§ SUPPLIED DATA
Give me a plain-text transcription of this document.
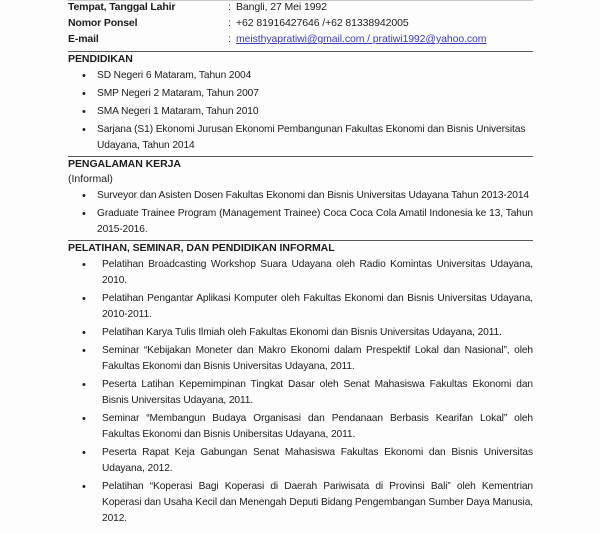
Tempat, Tanggal Lahir	:	Bangli, 27 Mei 1992
Nomor Ponsel	:	+62 81916427646 /+62 81338942005
E-mail	:	meisthyapratiwi@gmail.com / pratiwi1992@yahoo.com
PENDIDIKAN
• SD Negeri 6 Mataram, Tahun 2004
• SMP Negeri 2 Mataram, Tahun 2007
• SMA Negeri 1 Mataram, Tahun 2010
• Sarjana (S1) Ekonomi Jurusan Ekonomi Pembangunan Fakultas Ekonomi dan Bisnis Universitas Udayana, Tahun 2014
PENGALAMAN KERJA
(Informal)
• Surveyor dan Asisten Dosen Fakultas Ekonomi dan Bisnis Universitas Udayana Tahun 2013-2014
• Graduate Trainee Program (Management Trainee) Coca Coca Cola Amatil Indonesia ke 13, Tahun 2015-2016.
PELATIHAN, SEMINAR, DAN PENDIDIKAN INFORMAL
• Pelatihan Broadcasting Workshop Suara Udayana oleh Radio Komintas Universitas Udayana, 2010.
• Pelatihan Pengantar Aplikasi Komputer oleh Fakultas Ekonomi dan Bisnis Universitas Udayana, 2010-2011.
• Pelatihan Karya Tulis Ilmiah oleh Fakultas Ekonomi dan Bisnis Universitas Udayana, 2011.
• Seminar “Kebijakan Moneter dan Makro Ekonomi dalam Prespektif Lokal dan Nasional”, oleh Fakultas Ekonomi dan Bisnis Universitas Udayana, 2011.
• Peserta Latihan Kepemimpinan Tingkat Dasar oleh Senat Mahasiswa Fakultas Ekonomi dan Bisnis Universitas Udayana, 2011.
• Seminar “Membangun Budaya Organisasi dan Pendanaan Berbasis Kearifan Lokal” oleh Fakultas Ekonomi dan Bisnis Unibersitas Udayana, 2011.
• Peserta Rapat Keja Gabungan Senat Mahasiswa Fakultas Ekonomi dan Bisnis Universitas Udayana, 2012.
• Pelatihan “Koperasi Bagi Koperasi di Daerah Pariwisata di Provinsi Bali” oleh Kementrian Koperasi dan Usaha Kecil dan Menengah Deputi Bidang Pengembangan Sumber Daya Manusia, 2012.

§ TASK REQUIREMENTS
Return the material word for word. Pictures are not part of the copy.

§ REPLY TO THE EXERCISE
Give me a plain-text transcription of this document.
Tempat, Tanggal Lahir	:	Bangli, 27 Mei 1992
Nomor Ponsel	:	+62 81916427646 /+62 81338942005
E-mail	:	meisthyapratiwi@gmail.com / pratiwi1992@yahoo.com
PENDIDIKAN
• SD Negeri 6 Mataram, Tahun 2004
• SMP Negeri 2 Mataram, Tahun 2007
• SMA Negeri 1 Mataram, Tahun 2010
• Sarjana (S1) Ekonomi Jurusan Ekonomi Pembangunan Fakultas Ekonomi dan Bisnis Universitas Udayana, Tahun 2014
PENGALAMAN KERJA
(Informal)
• Surveyor dan Asisten Dosen Fakultas Ekonomi dan Bisnis Universitas Udayana Tahun 2013-2014
• Graduate Trainee Program (Management Trainee) Coca Coca Cola Amatil Indonesia ke 13, Tahun 2015-2016.
PELATIHAN, SEMINAR, DAN PENDIDIKAN INFORMAL
• Pelatihan Broadcasting Workshop Suara Udayana oleh Radio Komintas Universitas Udayana, 2010.
• Pelatihan Pengantar Aplikasi Komputer oleh Fakultas Ekonomi dan Bisnis Universitas Udayana, 2010-2011.
• Pelatihan Karya Tulis Ilmiah oleh Fakultas Ekonomi dan Bisnis Universitas Udayana, 2011.
• Seminar “Kebijakan Moneter dan Makro Ekonomi dalam Prespektif Lokal dan Nasional”, oleh Fakultas Ekonomi dan Bisnis Universitas Udayana, 2011.
• Peserta Latihan Kepemimpinan Tingkat Dasar oleh Senat Mahasiswa Fakultas Ekonomi dan Bisnis Universitas Udayana, 2011.
• Seminar “Membangun Budaya Organisasi dan Pendanaan Berbasis Kearifan Lokal” oleh Fakultas Ekonomi dan Bisnis Unibersitas Udayana, 2011.
• Peserta Rapat Keja Gabungan Senat Mahasiswa Fakultas Ekonomi dan Bisnis Universitas Udayana, 2012.
• Pelatihan “Koperasi Bagi Koperasi di Daerah Pariwisata di Provinsi Bali” oleh Kementrian Koperasi dan Usaha Kecil dan Menengah Deputi Bidang Pengembangan Sumber Daya Manusia, 2012.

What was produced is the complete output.